Directions for this task: Gather the lines below that include the string "frac", copying each in full.

Dataset:
==============================

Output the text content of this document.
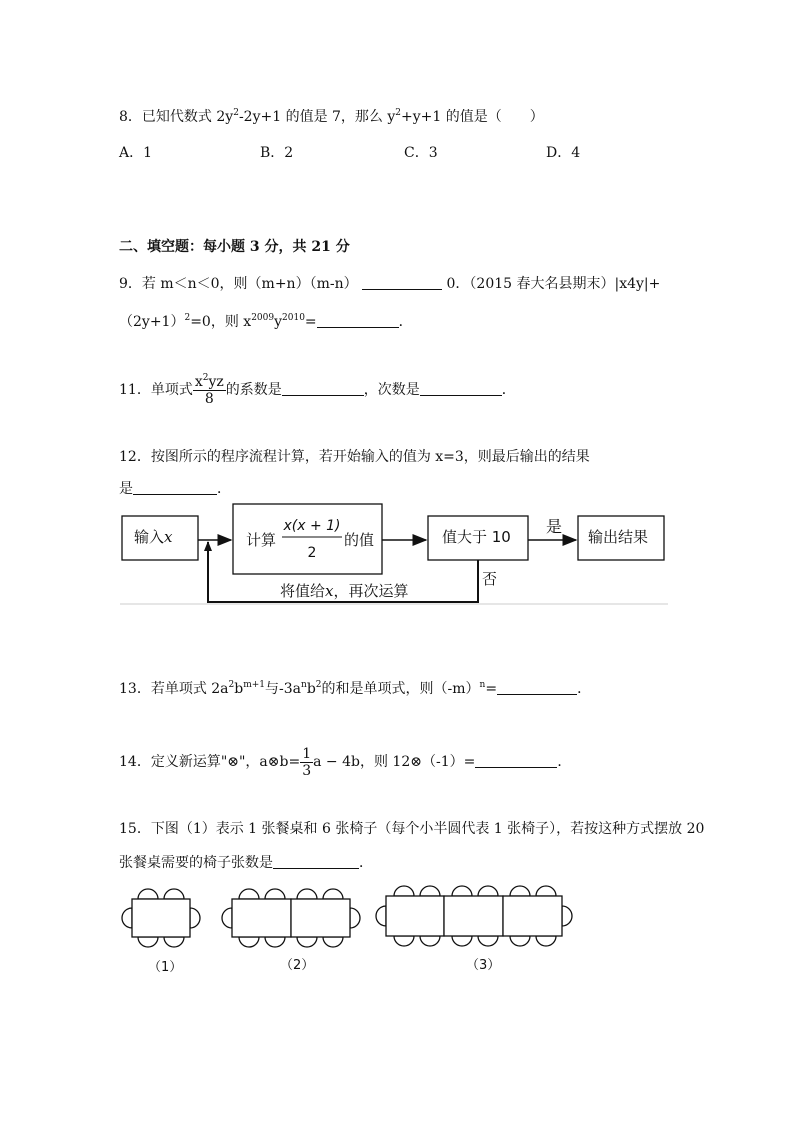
8．已知代数式 $2y^2-2y+1$ 的值是 7，那么 $y^2+y+1$ 的值是（　　）
A．1	B．2	C．3	D．4
二、填空题：每小题 3 分，共 21 分
9．若 m＜n＜0，则（m+n）（m-n）	0．（2015 春大名县期末）|x4y|+
$(2y+1)^2=0$，则 $x^{2009}y^{2010}=$	．
11．单项式 $\frac{x^2yz}{8}$ 的系数是	，次数是	．
12．按图所示的程序流程计算，若开始输入的值为 x=3，则最后输出的结果
是	．
输入x	计算
x(x + 1)
2
的值	值大于 10
是
输出结果
否
将值给x，再次运算
13．若单项式 $2a^2b^{m+1}$与$-3a^nb^2$的和是单项式，则$(-m)^n=$	．
14．定义新运算"⊗"，a⊗b= $\frac{1}{3}$ a − 4b，则 12⊗（-1）=	．
15．下图（1）表示 1 张餐桌和 6 张椅子（每个小半圆代表 1 张椅子），若按这种方式摆放 20
张餐桌需要的椅子张数是	．
（1）	（2）	（3）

==============================

The answer:
11．单项式 $\frac{x^2yz}{8}$ 的系数是	，次数是	．
14．定义新运算"⊗"，a⊗b= $\frac{1}{3}$ a − 4b，则 12⊗（-1）=	．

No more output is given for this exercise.